* _What to produce_
Omit the pictures, then reproduce every remaining record exactly.

* _Data for this task_

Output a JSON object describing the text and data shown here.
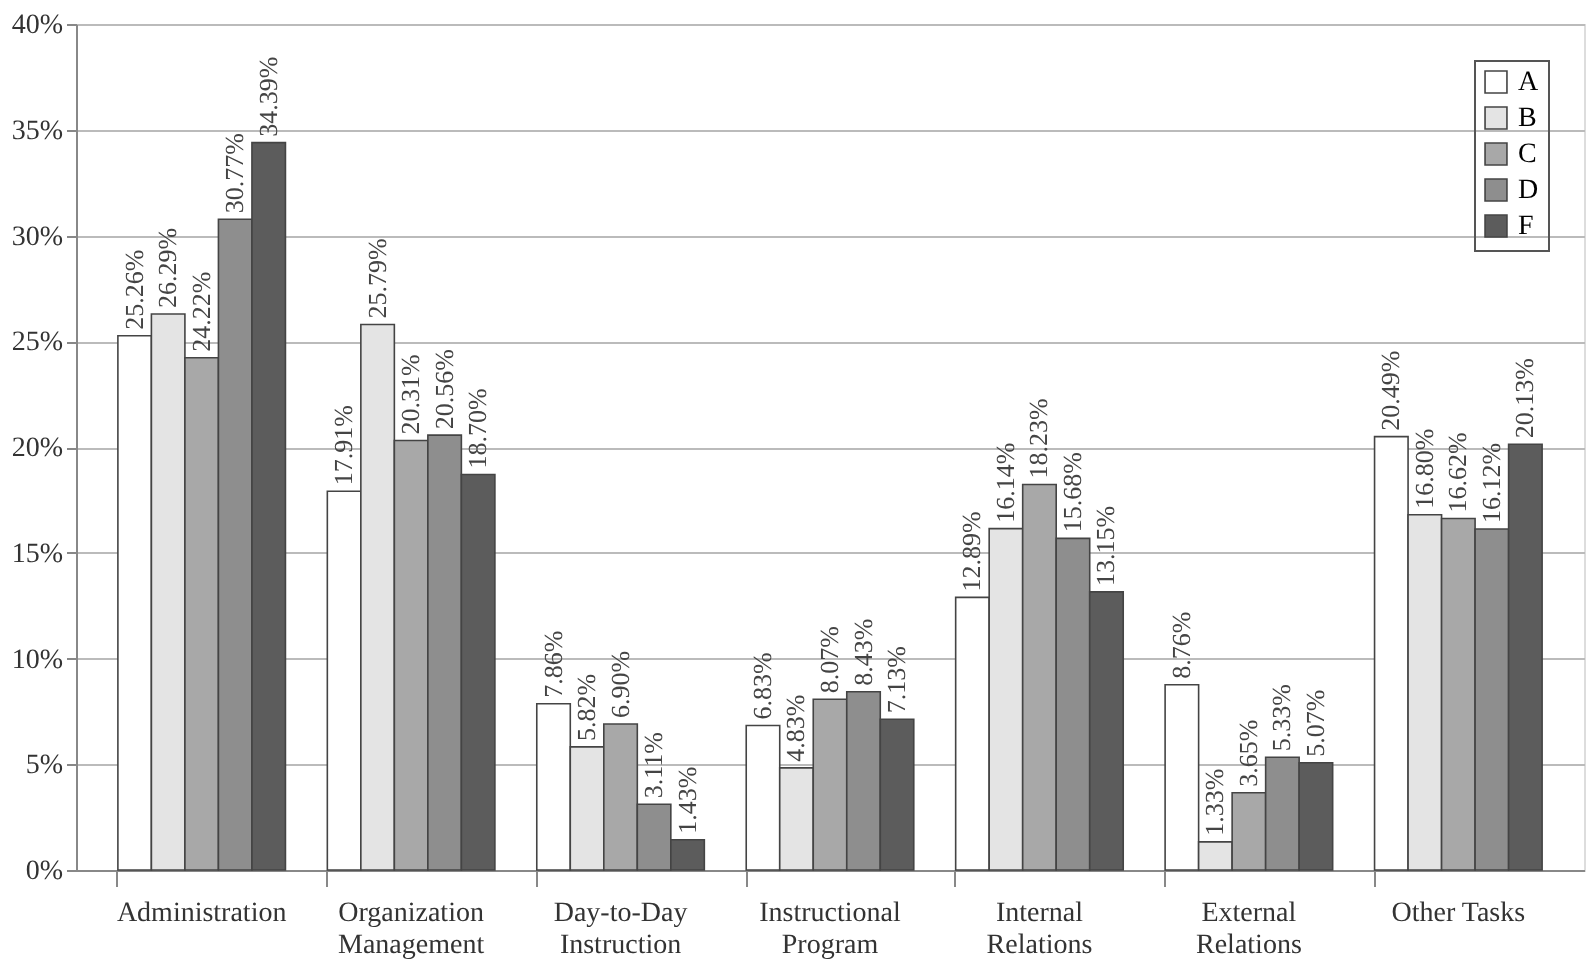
{
  "chart_data": {
    "type": "bar",
    "categories": [
      "Administration",
      "Organization Management",
      "Day-to-Day Instruction",
      "Instructional Program",
      "Internal Relations",
      "External Relations",
      "Other Tasks"
    ],
    "series": [
      {
        "name": "A",
        "color": "#ffffff",
        "values": [
          25.26,
          17.91,
          7.86,
          6.83,
          12.89,
          8.76,
          20.49
        ],
        "value_labels": [
          "25.26%",
          "17.91%",
          "7.86%",
          "6.83%",
          "12.89%",
          "8.76%",
          "20.49%"
        ]
      },
      {
        "name": "B",
        "color": "#e4e4e4",
        "values": [
          26.29,
          25.79,
          5.82,
          4.83,
          16.14,
          1.33,
          16.8
        ],
        "value_labels": [
          "26.29%",
          "25.79%",
          "5.82%",
          "4.83%",
          "16.14%",
          "1.33%",
          "16.80%"
        ]
      },
      {
        "name": "C",
        "color": "#a8a8a8",
        "values": [
          24.22,
          20.31,
          6.9,
          8.07,
          18.23,
          3.65,
          16.62
        ],
        "value_labels": [
          "24.22%",
          "20.31%",
          "6.90%",
          "8.07%",
          "18.23%",
          "3.65%",
          "16.62%"
        ]
      },
      {
        "name": "D",
        "color": "#8e8e8e",
        "values": [
          30.77,
          20.56,
          3.11,
          8.43,
          15.68,
          5.33,
          16.12
        ],
        "value_labels": [
          "30.77%",
          "20.56%",
          "3.11%",
          "8.43%",
          "15.68%",
          "5.33%",
          "16.12%"
        ]
      },
      {
        "name": "F",
        "color": "#5c5c5c",
        "values": [
          34.39,
          18.7,
          1.43,
          7.13,
          13.15,
          5.07,
          20.13
        ],
        "value_labels": [
          "34.39%",
          "18.70%",
          "1.43%",
          "7.13%",
          "13.15%",
          "5.07%",
          "20.13%"
        ]
      }
    ],
    "ylim": [
      0,
      40
    ],
    "yticks": [
      {
        "value": 0,
        "label": "0%"
      },
      {
        "value": 5,
        "label": "5%"
      },
      {
        "value": 10,
        "label": "10%"
      },
      {
        "value": 15,
        "label": "15%"
      },
      {
        "value": 20,
        "label": "20%"
      },
      {
        "value": 25,
        "label": "25%"
      },
      {
        "value": 30,
        "label": "30%"
      },
      {
        "value": 35,
        "label": "35%"
      },
      {
        "value": 40,
        "label": "40%"
      }
    ],
    "grid": "y",
    "legend": "top right"
  }
}
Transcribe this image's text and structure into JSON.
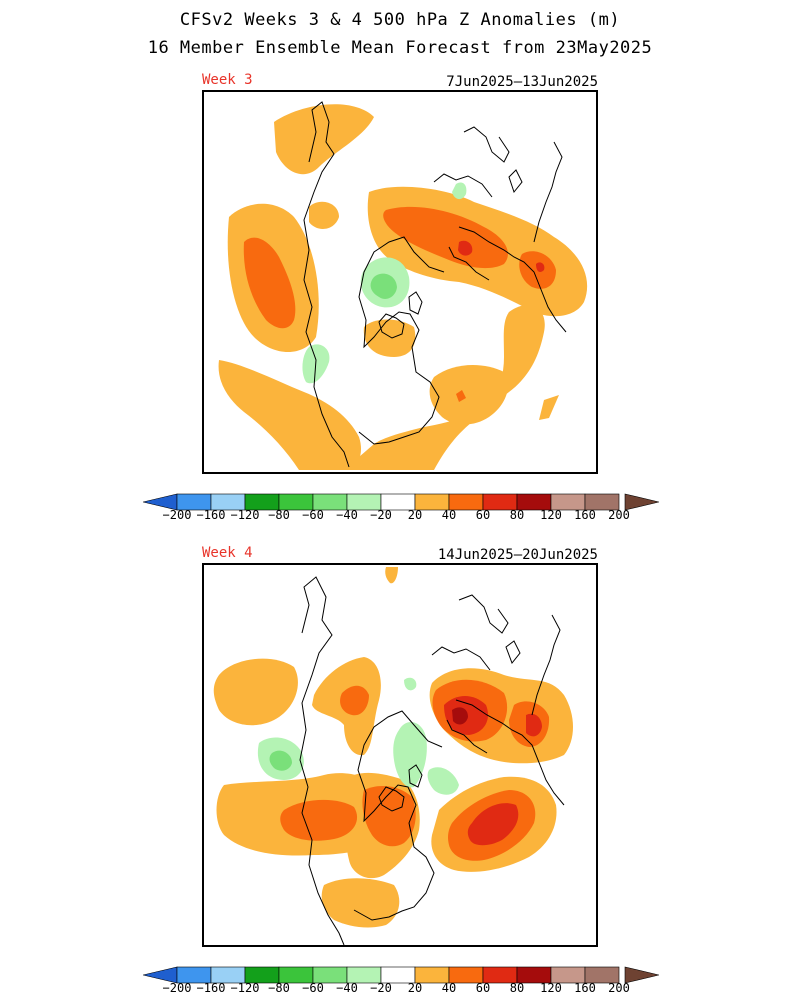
{
  "title_line1": "CFSv2 Weeks 3 & 4 500 hPa Z Anomalies (m)",
  "title_line2": "16 Member Ensemble Mean Forecast from 23May2025",
  "panels": [
    {
      "week_label": "Week 3",
      "date_range": "7Jun2025–13Jun2025"
    },
    {
      "week_label": "Week 4",
      "date_range": "14Jun2025–20Jun2025"
    }
  ],
  "colorbar": {
    "labels": [
      "−200",
      "−160",
      "−120",
      "−80",
      "−60",
      "−40",
      "−20",
      "20",
      "40",
      "60",
      "80",
      "120",
      "160",
      "200"
    ],
    "colors": [
      "#1f5fcf",
      "#3e95ee",
      "#99d0f5",
      "#13a01b",
      "#3bc43b",
      "#7ae07a",
      "#b4f3b4",
      "#ffffff",
      "#fbb43c",
      "#f86a0f",
      "#e02a13",
      "#a50c0c",
      "#c6978a",
      "#a17468",
      "#6e4232"
    ]
  }
}
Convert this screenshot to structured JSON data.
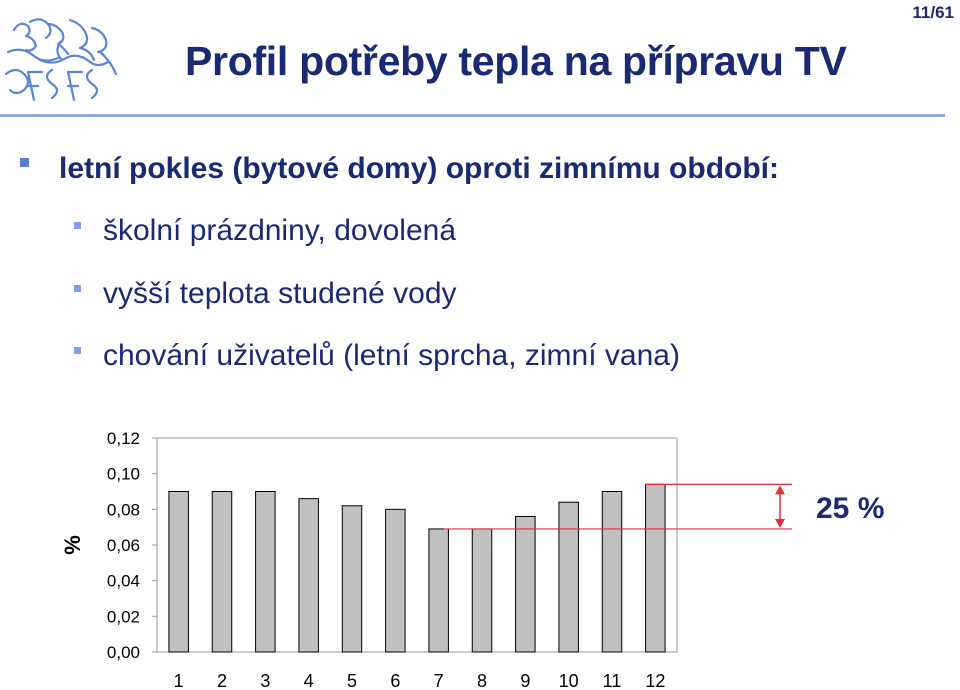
{
  "header": {
    "page_number": "11/61",
    "title": "Profil potřeby tepla na přípravu TV",
    "logo_icon": "czech-lion-university-logo"
  },
  "bullets": {
    "main": "letní pokles (bytové domy) oproti zimnímu období:",
    "sub": [
      "školní prázdniny, dovolená",
      "vyšší teplota studené vody",
      "chování uživatelů (letní sprcha, zimní vana)"
    ]
  },
  "colors": {
    "title": "#1a2a72",
    "rule": "#8fa6d8",
    "bullet": "#5b7fd0",
    "bar_fill": "#c0c0c0",
    "annotation": "#e0303a"
  },
  "chart_data": {
    "type": "bar",
    "categories": [
      "1",
      "2",
      "3",
      "4",
      "5",
      "6",
      "7",
      "8",
      "9",
      "10",
      "11",
      "12"
    ],
    "values": [
      0.09,
      0.09,
      0.09,
      0.086,
      0.082,
      0.08,
      0.069,
      0.069,
      0.076,
      0.084,
      0.09,
      0.094
    ],
    "ylabel": "%",
    "xlabel": "",
    "ylim": [
      0,
      0.12
    ],
    "yticks": [
      "0,00",
      "0,02",
      "0,04",
      "0,06",
      "0,08",
      "0,10",
      "0,12"
    ],
    "grid": false,
    "annotation": {
      "text": "25 %",
      "upper_value": 0.094,
      "lower_value": 0.069
    }
  }
}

* _Output for this exercise_
Output a JSON object describing the text and data shown here.
{
  "chart_data": {
    "type": "bar",
    "categories": [
      "Administration",
      "Organization Management",
      "Day-to-Day Instruction",
      "Instructional Program",
      "Internal Relations",
      "External Relations",
      "Other Tasks"
    ],
    "series": [
      {
        "name": "A",
        "color": "#ffffff",
        "values": [
          25.26,
          17.91,
          7.86,
          6.83,
          12.89,
          8.76,
          20.49
        ],
        "value_labels": [
          "25.26%",
          "17.91%",
          "7.86%",
          "6.83%",
          "12.89%",
          "8.76%",
          "20.49%"
        ]
      },
      {
        "name": "B",
        "color": "#e4e4e4",
        "values": [
          26.29,
          25.79,
          5.82,
          4.83,
          16.14,
          1.33,
          16.8
        ],
        "value_labels": [
          "26.29%",
          "25.79%",
          "5.82%",
          "4.83%",
          "16.14%",
          "1.33%",
          "16.80%"
        ]
      },
      {
        "name": "C",
        "color": "#a8a8a8",
        "values": [
          24.22,
          20.31,
          6.9,
          8.07,
          18.23,
          3.65,
          16.62
        ],
        "value_labels": [
          "24.22%",
          "20.31%",
          "6.90%",
          "8.07%",
          "18.23%",
          "3.65%",
          "16.62%"
        ]
      },
      {
        "name": "D",
        "color": "#8e8e8e",
        "values": [
          30.77,
          20.56,
          3.11,
          8.43,
          15.68,
          5.33,
          16.12
        ],
        "value_labels": [
          "30.77%",
          "20.56%",
          "3.11%",
          "8.43%",
          "15.68%",
          "5.33%",
          "16.12%"
        ]
      },
      {
        "name": "F",
        "color": "#5c5c5c",
        "values": [
          34.39,
          18.7,
          1.43,
          7.13,
          13.15,
          5.07,
          20.13
        ],
        "value_labels": [
          "34.39%",
          "18.70%",
          "1.43%",
          "7.13%",
          "13.15%",
          "5.07%",
          "20.13%"
        ]
      }
    ],
    "ylim": [
      0,
      40
    ],
    "yticks": [
      {
        "value": 0,
        "label": "0%"
      },
      {
        "value": 5,
        "label": "5%"
      },
      {
        "value": 10,
        "label": "10%"
      },
      {
        "value": 15,
        "label": "15%"
      },
      {
        "value": 20,
        "label": "20%"
      },
      {
        "value": 25,
        "label": "25%"
      },
      {
        "value": 30,
        "label": "30%"
      },
      {
        "value": 35,
        "label": "35%"
      },
      {
        "value": 40,
        "label": "40%"
      }
    ],
    "grid": "y",
    "legend": "top right"
  }
}
Transcribe this image's text and structure into JSON.
{
  "title_line1": "CFSv2 Weeks 3 & 4 500 hPa Z Anomalies (m)",
  "title_line2": "16 Member Ensemble Mean Forecast from 23May2025",
  "panels": [
    {
      "week_label": "Week 3",
      "date_range": "7Jun2025–13Jun2025"
    },
    {
      "week_label": "Week 4",
      "date_range": "14Jun2025–20Jun2025"
    }
  ],
  "colorbar": {
    "labels": [
      "−200",
      "−160",
      "−120",
      "−80",
      "−60",
      "−40",
      "−20",
      "20",
      "40",
      "60",
      "80",
      "120",
      "160",
      "200"
    ],
    "colors": [
      "#1f5fcf",
      "#3e95ee",
      "#99d0f5",
      "#13a01b",
      "#3bc43b",
      "#7ae07a",
      "#b4f3b4",
      "#ffffff",
      "#fbb43c",
      "#f86a0f",
      "#e02a13",
      "#a50c0c",
      "#c6978a",
      "#a17468",
      "#6e4232"
    ]
  }
}
Convert this screenshot to structured JSON data.
{
  "header": {
    "page_number": "11/61",
    "title": "Profil potřeby tepla na přípravu TV",
    "logo_icon": "czech-lion-university-logo"
  },
  "bullets": {
    "main": "letní pokles (bytové domy) oproti zimnímu období:",
    "sub": [
      "školní prázdniny, dovolená",
      "vyšší teplota studené vody",
      "chování uživatelů (letní sprcha, zimní vana)"
    ]
  },
  "colors": {
    "title": "#1a2a72",
    "rule": "#8fa6d8",
    "bullet": "#5b7fd0",
    "bar_fill": "#c0c0c0",
    "annotation": "#e0303a"
  },
  "chart_data": {
    "type": "bar",
    "categories": [
      "1",
      "2",
      "3",
      "4",
      "5",
      "6",
      "7",
      "8",
      "9",
      "10",
      "11",
      "12"
    ],
    "values": [
      0.09,
      0.09,
      0.09,
      0.086,
      0.082,
      0.08,
      0.069,
      0.069,
      0.076,
      0.084,
      0.09,
      0.094
    ],
    "ylabel": "%",
    "xlabel": "",
    "ylim": [
      0,
      0.12
    ],
    "yticks": [
      "0,00",
      "0,02",
      "0,04",
      "0,06",
      "0,08",
      "0,10",
      "0,12"
    ],
    "grid": false,
    "annotation": {
      "text": "25 %",
      "upper_value": 0.094,
      "lower_value": 0.069
    }
  }
}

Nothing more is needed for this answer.